_GOAL_
Convert the listing from its first line through the line containing "road-il59 bbox=[355, 421, 389, 1331]", inclusive, into a JSON list of strings with one string per line, leaving out any blank lines.

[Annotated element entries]
++++++++++
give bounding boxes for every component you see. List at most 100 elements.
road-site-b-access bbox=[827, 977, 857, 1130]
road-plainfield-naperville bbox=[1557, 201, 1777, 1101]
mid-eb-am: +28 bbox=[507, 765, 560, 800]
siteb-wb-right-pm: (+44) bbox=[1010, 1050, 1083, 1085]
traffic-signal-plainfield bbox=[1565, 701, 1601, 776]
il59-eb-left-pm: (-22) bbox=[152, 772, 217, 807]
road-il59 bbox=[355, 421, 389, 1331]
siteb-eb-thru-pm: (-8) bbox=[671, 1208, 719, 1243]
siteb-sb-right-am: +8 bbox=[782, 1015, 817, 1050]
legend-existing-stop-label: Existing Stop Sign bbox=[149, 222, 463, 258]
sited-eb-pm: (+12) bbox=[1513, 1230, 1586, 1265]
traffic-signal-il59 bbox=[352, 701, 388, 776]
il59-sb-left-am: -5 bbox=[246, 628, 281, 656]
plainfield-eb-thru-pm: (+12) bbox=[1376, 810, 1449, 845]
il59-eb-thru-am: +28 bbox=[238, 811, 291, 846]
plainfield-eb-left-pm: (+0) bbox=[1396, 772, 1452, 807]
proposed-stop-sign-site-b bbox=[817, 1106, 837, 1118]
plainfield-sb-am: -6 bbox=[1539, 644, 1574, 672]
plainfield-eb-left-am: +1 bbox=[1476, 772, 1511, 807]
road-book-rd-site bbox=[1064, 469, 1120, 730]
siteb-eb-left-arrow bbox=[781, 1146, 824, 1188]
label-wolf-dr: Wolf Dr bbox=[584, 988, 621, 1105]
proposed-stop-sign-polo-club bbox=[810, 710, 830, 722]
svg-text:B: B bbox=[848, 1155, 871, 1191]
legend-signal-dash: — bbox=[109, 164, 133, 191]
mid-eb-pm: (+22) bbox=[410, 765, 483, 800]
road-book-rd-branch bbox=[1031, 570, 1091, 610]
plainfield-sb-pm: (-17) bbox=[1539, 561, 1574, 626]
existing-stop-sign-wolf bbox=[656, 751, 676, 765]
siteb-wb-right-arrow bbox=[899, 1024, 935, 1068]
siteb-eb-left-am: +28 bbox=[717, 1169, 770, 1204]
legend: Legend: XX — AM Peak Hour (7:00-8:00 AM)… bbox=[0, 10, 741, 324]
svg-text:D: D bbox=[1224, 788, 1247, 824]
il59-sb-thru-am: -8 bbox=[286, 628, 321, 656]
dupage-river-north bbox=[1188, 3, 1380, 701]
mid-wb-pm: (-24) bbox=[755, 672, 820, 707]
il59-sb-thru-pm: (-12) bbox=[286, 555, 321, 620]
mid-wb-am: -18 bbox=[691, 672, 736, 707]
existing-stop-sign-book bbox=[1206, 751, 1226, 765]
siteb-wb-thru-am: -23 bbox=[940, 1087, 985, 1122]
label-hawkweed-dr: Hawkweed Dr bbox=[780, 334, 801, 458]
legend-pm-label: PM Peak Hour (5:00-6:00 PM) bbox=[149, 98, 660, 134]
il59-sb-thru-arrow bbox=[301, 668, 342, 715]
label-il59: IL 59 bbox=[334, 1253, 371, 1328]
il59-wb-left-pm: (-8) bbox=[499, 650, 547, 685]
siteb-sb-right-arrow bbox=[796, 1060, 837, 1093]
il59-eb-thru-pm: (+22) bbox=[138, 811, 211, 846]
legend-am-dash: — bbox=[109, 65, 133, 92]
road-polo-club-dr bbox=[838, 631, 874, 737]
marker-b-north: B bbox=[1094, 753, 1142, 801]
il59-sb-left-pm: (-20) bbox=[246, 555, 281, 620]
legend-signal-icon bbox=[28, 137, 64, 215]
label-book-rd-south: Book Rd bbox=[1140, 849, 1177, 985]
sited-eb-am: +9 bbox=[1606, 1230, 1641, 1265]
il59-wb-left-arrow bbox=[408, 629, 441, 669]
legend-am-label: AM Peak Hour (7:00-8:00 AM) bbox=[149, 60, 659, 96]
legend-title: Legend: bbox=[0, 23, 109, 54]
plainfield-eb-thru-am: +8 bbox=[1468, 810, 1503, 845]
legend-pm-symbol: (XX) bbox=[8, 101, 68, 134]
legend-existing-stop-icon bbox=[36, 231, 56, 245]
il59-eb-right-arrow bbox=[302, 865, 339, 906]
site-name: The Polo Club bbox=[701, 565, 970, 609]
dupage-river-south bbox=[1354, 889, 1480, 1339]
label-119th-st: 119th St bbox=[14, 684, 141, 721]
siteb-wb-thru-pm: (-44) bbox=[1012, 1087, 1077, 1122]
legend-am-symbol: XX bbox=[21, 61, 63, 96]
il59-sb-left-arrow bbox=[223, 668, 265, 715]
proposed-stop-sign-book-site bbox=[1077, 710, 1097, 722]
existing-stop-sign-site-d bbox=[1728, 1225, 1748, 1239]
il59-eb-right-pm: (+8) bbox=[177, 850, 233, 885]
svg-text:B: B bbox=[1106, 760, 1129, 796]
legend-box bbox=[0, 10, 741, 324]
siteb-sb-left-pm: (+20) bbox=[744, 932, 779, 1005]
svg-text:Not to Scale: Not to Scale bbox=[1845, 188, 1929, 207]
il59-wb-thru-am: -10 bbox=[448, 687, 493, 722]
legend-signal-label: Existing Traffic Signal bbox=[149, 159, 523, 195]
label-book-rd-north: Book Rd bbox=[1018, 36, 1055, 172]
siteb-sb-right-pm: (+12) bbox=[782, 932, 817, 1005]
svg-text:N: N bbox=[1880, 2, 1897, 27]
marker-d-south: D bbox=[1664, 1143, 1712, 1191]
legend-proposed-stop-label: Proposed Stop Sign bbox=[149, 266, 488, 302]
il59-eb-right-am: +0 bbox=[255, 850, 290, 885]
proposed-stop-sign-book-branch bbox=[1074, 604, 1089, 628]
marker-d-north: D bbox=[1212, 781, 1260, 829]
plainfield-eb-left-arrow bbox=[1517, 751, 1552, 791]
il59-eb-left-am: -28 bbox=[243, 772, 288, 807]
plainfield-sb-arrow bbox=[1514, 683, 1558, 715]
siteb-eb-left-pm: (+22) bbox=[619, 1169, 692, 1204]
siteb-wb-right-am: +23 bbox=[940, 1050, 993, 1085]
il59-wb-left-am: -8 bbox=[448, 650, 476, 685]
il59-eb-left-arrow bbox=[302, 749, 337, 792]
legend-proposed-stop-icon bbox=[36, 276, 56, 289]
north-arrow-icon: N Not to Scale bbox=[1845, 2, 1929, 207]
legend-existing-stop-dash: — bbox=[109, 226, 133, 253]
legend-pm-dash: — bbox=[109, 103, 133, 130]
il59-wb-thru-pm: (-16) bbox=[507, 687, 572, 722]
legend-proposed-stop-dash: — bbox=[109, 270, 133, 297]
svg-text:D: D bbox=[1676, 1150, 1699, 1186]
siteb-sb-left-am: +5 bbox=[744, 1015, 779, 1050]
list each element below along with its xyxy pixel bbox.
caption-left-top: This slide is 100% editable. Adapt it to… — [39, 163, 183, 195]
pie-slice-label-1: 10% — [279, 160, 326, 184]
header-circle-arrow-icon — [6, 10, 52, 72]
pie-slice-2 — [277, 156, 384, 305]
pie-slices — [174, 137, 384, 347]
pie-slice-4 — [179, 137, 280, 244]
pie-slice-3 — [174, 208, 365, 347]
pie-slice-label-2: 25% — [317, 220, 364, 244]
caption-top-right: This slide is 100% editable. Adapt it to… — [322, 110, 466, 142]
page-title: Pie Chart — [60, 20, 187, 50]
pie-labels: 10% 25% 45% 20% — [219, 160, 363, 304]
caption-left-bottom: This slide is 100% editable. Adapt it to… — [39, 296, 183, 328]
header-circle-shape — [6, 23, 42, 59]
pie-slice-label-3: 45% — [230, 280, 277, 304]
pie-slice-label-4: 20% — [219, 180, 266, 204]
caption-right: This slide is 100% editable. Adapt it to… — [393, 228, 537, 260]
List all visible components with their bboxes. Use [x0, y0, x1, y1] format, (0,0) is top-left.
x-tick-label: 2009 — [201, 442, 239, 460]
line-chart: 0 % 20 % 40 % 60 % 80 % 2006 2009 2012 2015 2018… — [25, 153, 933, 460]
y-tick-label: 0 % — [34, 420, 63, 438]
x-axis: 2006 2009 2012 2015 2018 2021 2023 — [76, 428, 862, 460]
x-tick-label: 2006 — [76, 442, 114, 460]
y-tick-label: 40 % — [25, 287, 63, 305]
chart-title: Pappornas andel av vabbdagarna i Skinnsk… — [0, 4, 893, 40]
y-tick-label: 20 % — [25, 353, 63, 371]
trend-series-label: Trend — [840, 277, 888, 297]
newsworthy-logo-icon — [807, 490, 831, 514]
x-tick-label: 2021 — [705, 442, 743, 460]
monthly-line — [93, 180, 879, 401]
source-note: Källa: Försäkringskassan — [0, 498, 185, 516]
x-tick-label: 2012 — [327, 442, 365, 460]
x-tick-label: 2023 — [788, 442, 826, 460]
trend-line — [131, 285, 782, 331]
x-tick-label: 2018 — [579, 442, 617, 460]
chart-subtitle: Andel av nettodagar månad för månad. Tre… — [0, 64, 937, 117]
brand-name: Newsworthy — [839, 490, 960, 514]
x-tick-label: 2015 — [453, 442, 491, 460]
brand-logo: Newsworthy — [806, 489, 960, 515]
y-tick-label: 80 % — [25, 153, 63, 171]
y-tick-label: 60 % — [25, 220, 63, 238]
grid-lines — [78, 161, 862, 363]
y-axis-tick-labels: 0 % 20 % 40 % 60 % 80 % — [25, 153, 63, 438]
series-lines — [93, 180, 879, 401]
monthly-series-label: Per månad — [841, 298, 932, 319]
++++++++++
_TASK SOLUTION_
[
  "give bounding boxes for every component you see. List at most 100 elements.",
  "road-site-b-access bbox=[827, 977, 857, 1130]",
  "road-plainfield-naperville bbox=[1557, 201, 1777, 1101]",
  "mid-eb-am: +28 bbox=[507, 765, 560, 800]",
  "siteb-wb-right-pm: (+44) bbox=[1010, 1050, 1083, 1085]",
  "traffic-signal-plainfield bbox=[1565, 701, 1601, 776]",
  "il59-eb-left-pm: (-22) bbox=[152, 772, 217, 807]",
  "road-il59 bbox=[355, 421, 389, 1331]"
]